GOAL → Print every line of the listing exactly, please.
##### MATERIAL FOR THIS EXERCISE #####
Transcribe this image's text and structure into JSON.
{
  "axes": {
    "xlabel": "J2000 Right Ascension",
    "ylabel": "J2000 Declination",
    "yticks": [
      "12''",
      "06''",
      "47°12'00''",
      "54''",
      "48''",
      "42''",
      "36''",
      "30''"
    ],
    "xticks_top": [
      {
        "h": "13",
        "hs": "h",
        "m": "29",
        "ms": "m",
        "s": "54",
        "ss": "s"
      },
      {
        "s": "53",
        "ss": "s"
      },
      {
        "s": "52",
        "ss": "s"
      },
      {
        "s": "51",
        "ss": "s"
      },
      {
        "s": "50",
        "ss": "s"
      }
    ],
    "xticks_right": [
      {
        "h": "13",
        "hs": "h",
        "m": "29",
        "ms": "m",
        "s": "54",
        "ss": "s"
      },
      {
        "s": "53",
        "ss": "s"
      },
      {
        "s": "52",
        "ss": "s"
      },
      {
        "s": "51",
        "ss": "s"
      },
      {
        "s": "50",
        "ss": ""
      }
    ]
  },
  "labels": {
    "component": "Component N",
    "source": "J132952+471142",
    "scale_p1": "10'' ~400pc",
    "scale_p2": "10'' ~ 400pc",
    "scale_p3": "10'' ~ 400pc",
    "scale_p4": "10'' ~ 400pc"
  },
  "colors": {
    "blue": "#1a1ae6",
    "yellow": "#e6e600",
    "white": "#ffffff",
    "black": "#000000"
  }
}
#####
RESPONSE →
Transcribe this image's text and structure into JSON.
{
  "axes": {
    "xlabel": "J2000 Right Ascension",
    "ylabel": "J2000 Declination",
    "yticks": [
      "12''",
      "06''",
      "47°12'00''",
      "54''",
      "48''",
      "42''",
      "36''",
      "30''"
    ],
    "xticks_top": [
      {
        "h": "13",
        "hs": "h",
        "m": "29",
        "ms": "m",
        "s": "54",
        "ss": "s"
      },
      {
        "s": "53",
        "ss": "s"
      },
      {
        "s": "52",
        "ss": "s"
      },
      {
        "s": "51",
        "ss": "s"
      },
      {
        "s": "50",
        "ss": "s"
      }
    ],
    "xticks_right": [
      {
        "h": "13",
        "hs": "h",
        "m": "29",
        "ms": "m",
        "s": "54",
        "ss": "s"
      },
      {
        "s": "53",
        "ss": "s"
      },
      {
        "s": "52",
        "ss": "s"
      },
      {
        "s": "51",
        "ss": "s"
      },
      {
        "s": "50",
        "ss": ""
      }
    ]
  },
  "labels": {
    "component": "Component N",
    "source": "J132952+471142",
    "scale_p1": "10'' ~400pc",
    "scale_p2": "10'' ~ 400pc",
    "scale_p3": "10'' ~ 400pc",
    "scale_p4": "10'' ~ 400pc"
  },
  "colors": {
    "blue": "#1a1ae6",
    "yellow": "#e6e600",
    "white": "#ffffff",
    "black": "#000000"
  }
}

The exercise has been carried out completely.